[What you are asked to do]: Find all the lines with "شقراء" and gather them.

[Source material]:
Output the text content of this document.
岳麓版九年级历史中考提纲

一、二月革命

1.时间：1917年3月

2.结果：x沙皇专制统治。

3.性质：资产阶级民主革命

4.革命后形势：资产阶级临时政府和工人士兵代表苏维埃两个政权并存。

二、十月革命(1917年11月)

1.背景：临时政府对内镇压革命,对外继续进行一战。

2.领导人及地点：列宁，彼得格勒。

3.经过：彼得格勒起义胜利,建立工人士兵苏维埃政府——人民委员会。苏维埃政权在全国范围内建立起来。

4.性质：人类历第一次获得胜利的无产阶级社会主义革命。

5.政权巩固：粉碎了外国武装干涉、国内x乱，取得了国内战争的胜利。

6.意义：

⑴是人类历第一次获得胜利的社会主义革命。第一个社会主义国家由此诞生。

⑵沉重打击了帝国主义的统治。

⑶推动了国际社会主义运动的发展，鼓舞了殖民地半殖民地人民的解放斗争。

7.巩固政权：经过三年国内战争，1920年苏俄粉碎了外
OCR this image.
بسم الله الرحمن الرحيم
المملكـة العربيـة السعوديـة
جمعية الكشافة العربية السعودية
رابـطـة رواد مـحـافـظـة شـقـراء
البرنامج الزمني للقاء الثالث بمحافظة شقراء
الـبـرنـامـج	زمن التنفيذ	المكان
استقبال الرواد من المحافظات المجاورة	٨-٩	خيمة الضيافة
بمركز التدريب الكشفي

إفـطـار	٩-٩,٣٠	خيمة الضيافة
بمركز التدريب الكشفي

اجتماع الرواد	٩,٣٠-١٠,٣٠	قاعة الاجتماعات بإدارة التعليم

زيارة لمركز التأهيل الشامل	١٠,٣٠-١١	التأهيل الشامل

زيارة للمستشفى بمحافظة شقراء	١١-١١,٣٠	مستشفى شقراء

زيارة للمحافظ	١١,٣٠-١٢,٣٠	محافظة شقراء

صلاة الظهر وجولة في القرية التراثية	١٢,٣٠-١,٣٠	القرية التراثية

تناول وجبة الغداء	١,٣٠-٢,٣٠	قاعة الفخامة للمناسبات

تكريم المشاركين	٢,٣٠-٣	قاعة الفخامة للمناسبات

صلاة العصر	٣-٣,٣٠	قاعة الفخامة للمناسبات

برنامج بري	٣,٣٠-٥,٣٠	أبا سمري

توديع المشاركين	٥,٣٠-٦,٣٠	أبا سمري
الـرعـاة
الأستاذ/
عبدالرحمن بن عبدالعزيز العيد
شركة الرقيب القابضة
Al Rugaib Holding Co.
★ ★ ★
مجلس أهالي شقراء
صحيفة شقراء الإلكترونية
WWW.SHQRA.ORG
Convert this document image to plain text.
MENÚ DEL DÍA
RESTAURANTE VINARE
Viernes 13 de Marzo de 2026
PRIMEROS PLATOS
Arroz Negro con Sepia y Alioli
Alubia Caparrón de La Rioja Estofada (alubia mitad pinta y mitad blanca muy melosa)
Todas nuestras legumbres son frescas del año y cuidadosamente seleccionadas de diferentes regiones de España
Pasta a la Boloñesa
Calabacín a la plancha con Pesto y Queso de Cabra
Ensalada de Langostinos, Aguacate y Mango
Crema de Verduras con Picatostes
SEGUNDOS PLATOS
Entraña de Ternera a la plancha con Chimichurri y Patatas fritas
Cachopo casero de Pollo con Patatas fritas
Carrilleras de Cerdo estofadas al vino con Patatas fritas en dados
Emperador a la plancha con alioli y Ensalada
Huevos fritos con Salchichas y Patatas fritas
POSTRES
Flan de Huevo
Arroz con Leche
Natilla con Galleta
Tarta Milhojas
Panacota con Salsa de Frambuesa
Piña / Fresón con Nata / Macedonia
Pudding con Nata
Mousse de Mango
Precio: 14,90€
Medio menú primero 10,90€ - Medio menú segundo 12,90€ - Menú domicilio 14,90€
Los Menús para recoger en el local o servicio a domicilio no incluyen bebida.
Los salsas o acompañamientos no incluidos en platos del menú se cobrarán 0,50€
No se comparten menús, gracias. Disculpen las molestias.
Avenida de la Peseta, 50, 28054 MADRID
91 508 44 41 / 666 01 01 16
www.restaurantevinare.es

[Written response]:
البرنامج الزمني للقاء الثالث بمحافظة شقراء
زيارة للمستشفى بمحافظة شقراء	١١-١١,٣٠	مستشفى شقراء
زيارة للمحافظ	١١,٣٠-١٢,٣٠	محافظة شقراء
مجلس أهالي شقراء
صحيفة شقراء الإلكترونية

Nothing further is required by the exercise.